___ Source excerpt ___
Notes on Contributors
Sára Bagdi
has been working at the Kassák Museum–Petőfi Literary Museum since 2021 as junior research fellow in the framework of the research project “Digital Critical Edition of the Correspondence of Lajos Kassák and Jolán Simon between 1909 and 1928, and New Perspectives for Modernism Studies” (OTKA FK-139325). At the Kassák Museum she co-curated the exhibition Wonderful Story? An Avant-Garde Artist Couple: Erzsi Újvári and Sándor Barta in 2022. She received an MA from the Department of Art History of Eötvös Loránd University in 2018 and completed her MA studies in Aesthetics at the same university in 2019. Currently she is a PhD student in Budapest, partially pursuing her research at the University of Hamburg as a German Academic Exchange Service (DAAD) scholarship holder. Her research areas include workers’ culture between the two world wars, primitivism and the history of left-wing ideas.
Imre József Balázs
is Associate Professor at the Department of Hungarian Literature at Babeş- Bolyai University, Cluj, Romania; research fellow at the Lucian Blaga University of Sibiu; and editor of the cultural review Korunk since 1999. His major publications include Az avantgárd az erdélyi magyar irodalomban (The Avant-garde in Transylvanian Hungarian Literature, 2006; Romanian translation by Kocsis Francisko, 2009); Avant-garde and Representations of Communism in Hungarian Literature from Romania (2009); A szürrealizmus története a magyar irodalmi mezőben (The History of Surrealism in the Hungarian Literary Field, 2021). He is also the author of book chapters and articles on Surrealism in English, French, German and Italian.
___ Data ___
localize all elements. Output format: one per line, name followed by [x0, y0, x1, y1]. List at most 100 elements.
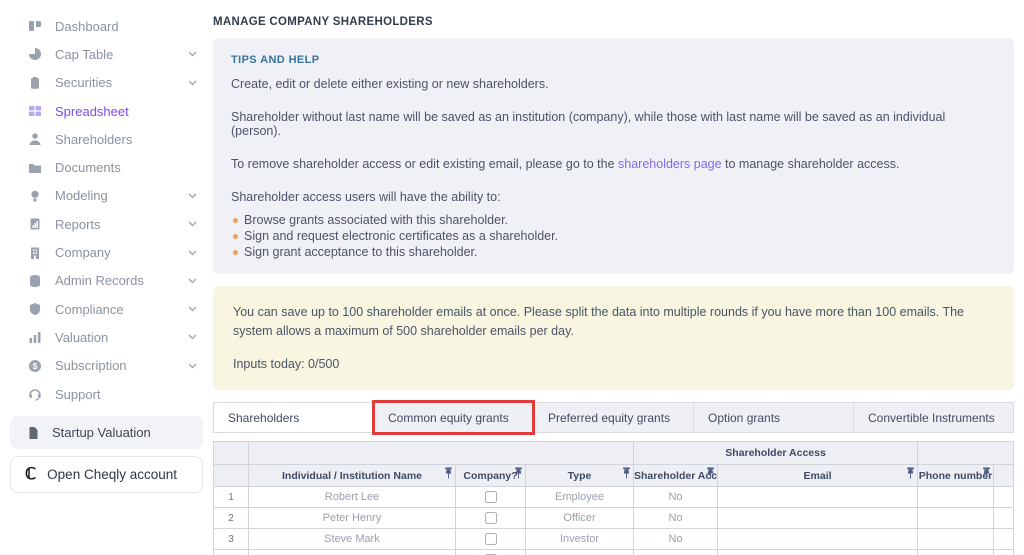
row-number: 1	[214, 487, 249, 508]
open-cheqly-button[interactable]: ℂ Open Cheqly account	[10, 456, 203, 493]
chevron-down-icon[interactable]	[188, 221, 197, 227]
sidebar-item-admin-records[interactable]: Admin Records	[0, 267, 213, 295]
column-header-company[interactable]: Company?	[456, 465, 526, 487]
phone-cell[interactable]	[918, 508, 994, 529]
pin-icon[interactable]	[982, 467, 991, 479]
tab-option-grants[interactable]: Option grants	[693, 403, 853, 432]
email-cell[interactable]	[718, 529, 918, 550]
pin-icon[interactable]	[514, 467, 523, 479]
column-header-shareholder-access[interactable]: Shareholder Access	[634, 465, 718, 487]
type-cell[interactable]: Employee	[526, 487, 634, 508]
sidebar-item-support[interactable]: Support	[0, 380, 213, 408]
sidebar-item-label: Shareholders	[55, 132, 132, 147]
company-checkbox[interactable]	[485, 491, 497, 503]
blank-cell	[994, 508, 1014, 529]
tips-heading: TIPS AND HELP	[231, 54, 996, 66]
type-cell[interactable]: Investor	[526, 529, 634, 550]
blank-cell	[994, 529, 1014, 550]
sidebar-item-spreadsheet[interactable]: Spreadsheet	[0, 97, 213, 125]
tips-and-help-panel: TIPS AND HELP Create, edit or delete eit…	[213, 38, 1014, 274]
tips-bullet: Sign grant acceptance to this shareholde…	[231, 244, 996, 260]
chevron-down-icon[interactable]	[188, 80, 197, 86]
open-cheqly-label: Open Cheqly account	[47, 467, 177, 482]
tips-bullet: Browse grants associated with this share…	[231, 212, 996, 228]
pin-icon[interactable]	[706, 467, 715, 479]
securities-icon	[27, 75, 42, 90]
column-header-email[interactable]: Email	[718, 465, 918, 487]
chevron-down-icon[interactable]	[188, 51, 197, 57]
phone-cell[interactable]	[918, 487, 994, 508]
sidebar-item-securities[interactable]: Securities	[0, 69, 213, 97]
valuation-icon	[27, 330, 42, 345]
compliance-icon	[27, 302, 42, 317]
type-cell[interactable]: Shareholder	[526, 550, 634, 555]
sidebar-item-label: Company	[55, 245, 111, 260]
email-limit-notice: You can save up to 100 shareholder email…	[213, 286, 1014, 390]
name-cell[interactable]: Steve Mark	[249, 529, 456, 550]
pin-icon[interactable]	[622, 467, 631, 479]
sidebar-item-label: Support	[55, 387, 101, 402]
shareholders-page-link[interactable]: shareholders page	[618, 157, 722, 171]
chevron-down-icon[interactable]	[188, 306, 197, 312]
phone-cell[interactable]	[918, 550, 994, 555]
sidebar-item-dashboard[interactable]: Dashboard	[0, 12, 213, 40]
access-cell[interactable]: No	[634, 508, 718, 529]
company-cell	[456, 529, 526, 550]
table-row: 3 Steve Mark Investor No	[214, 529, 1014, 550]
chevron-down-icon[interactable]	[188, 193, 197, 199]
main-content: MANAGE COMPANY SHAREHOLDERS TIPS AND HEL…	[213, 0, 1024, 555]
app-window: Dashboard Cap Table Securities Spr	[0, 0, 1024, 555]
access-cell[interactable]: No	[634, 487, 718, 508]
column-header-name[interactable]: Individual / Institution Name	[249, 465, 456, 487]
tab-shareholders[interactable]: Shareholders	[214, 403, 373, 432]
sidebar-item-startup-valuation[interactable]: Startup Valuation	[10, 416, 203, 449]
tab-convertible-instruments[interactable]: Convertible Instruments	[853, 403, 1013, 432]
chevron-down-icon[interactable]	[188, 250, 197, 256]
access-cell[interactable]: No	[634, 529, 718, 550]
tips-line-1: Create, edit or delete either existing o…	[231, 77, 996, 91]
pin-icon[interactable]	[906, 467, 915, 479]
company-checkbox[interactable]	[485, 512, 497, 524]
name-cell[interactable]: Anderson Hooper	[249, 550, 456, 555]
name-cell[interactable]: Robert Lee	[249, 487, 456, 508]
tips-bullet-list: Browse grants associated with this share…	[231, 212, 996, 260]
chevron-down-icon[interactable]	[188, 334, 197, 340]
email-cell[interactable]	[718, 487, 918, 508]
sidebar-item-company[interactable]: Company	[0, 238, 213, 266]
chevron-down-icon[interactable]	[188, 278, 197, 284]
dashboard-icon	[27, 19, 42, 34]
sidebar-item-documents[interactable]: Documents	[0, 153, 213, 181]
column-header-type[interactable]: Type	[526, 465, 634, 487]
sidebar-item-cap-table[interactable]: Cap Table	[0, 40, 213, 68]
email-cell[interactable]	[718, 508, 918, 529]
tab-label: Preferred equity grants	[548, 411, 670, 425]
company-checkbox[interactable]	[485, 533, 497, 545]
chevron-down-icon[interactable]	[188, 363, 197, 369]
sidebar-item-shareholders[interactable]: Shareholders	[0, 125, 213, 153]
sidebar-item-subscription[interactable]: $ Subscription	[0, 352, 213, 380]
sidebar-item-reports[interactable]: Reports	[0, 210, 213, 238]
row-number: 3	[214, 529, 249, 550]
sidebar-item-compliance[interactable]: Compliance	[0, 295, 213, 323]
sidebar-item-label: Valuation	[55, 330, 108, 345]
support-icon	[27, 387, 42, 402]
name-cell[interactable]: Peter Henry	[249, 508, 456, 529]
tab-preferred-equity-grants[interactable]: Preferred equity grants	[533, 403, 693, 432]
phone-cell[interactable]	[918, 529, 994, 550]
tab-common-equity-grants[interactable]: Common equity grants	[373, 403, 533, 432]
svg-text:$: $	[32, 361, 37, 371]
type-cell[interactable]: Officer	[526, 508, 634, 529]
sidebar-item-valuation[interactable]: Valuation	[0, 323, 213, 351]
column-header-phone[interactable]: Phone number	[918, 465, 994, 487]
tips-line-4: Shareholder access users will have the a…	[231, 190, 996, 204]
access-cell[interactable]: No	[634, 550, 718, 555]
row-number: 2	[214, 508, 249, 529]
sidebar-item-label: Compliance	[55, 302, 124, 317]
company-cell	[456, 550, 526, 555]
pin-icon[interactable]	[444, 467, 453, 479]
reports-icon	[27, 217, 42, 232]
sidebar-item-modeling[interactable]: Modeling	[0, 182, 213, 210]
group-header-blank	[214, 442, 249, 465]
email-cell[interactable]	[718, 550, 918, 555]
startup-valuation-label: Startup Valuation	[52, 425, 151, 440]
___
[Exercise set]
a) According to the contributor notes, since what year has Imre József Balázs been editor of the cultural review Korunk?
b) In the records, begin at the line that has "487, 249, 508]" and stop after the line that has "508, 994, 529]". Rewrite those lines, swapping "Admin Records" for "Admin Files" and leaving everything else unchanged.

[Responses per task]
a) Since 1999.

b)
row-number: 1	[214, 487, 249, 508]
open-cheqly-button[interactable]: ℂ Open Cheqly account	[10, 456, 203, 493]
chevron-down-icon[interactable]	[188, 221, 197, 227]
sidebar-item-admin-records[interactable]: Admin Files	[0, 267, 213, 295]
column-header-company[interactable]: Company?	[456, 465, 526, 487]
phone-cell[interactable]	[918, 508, 994, 529]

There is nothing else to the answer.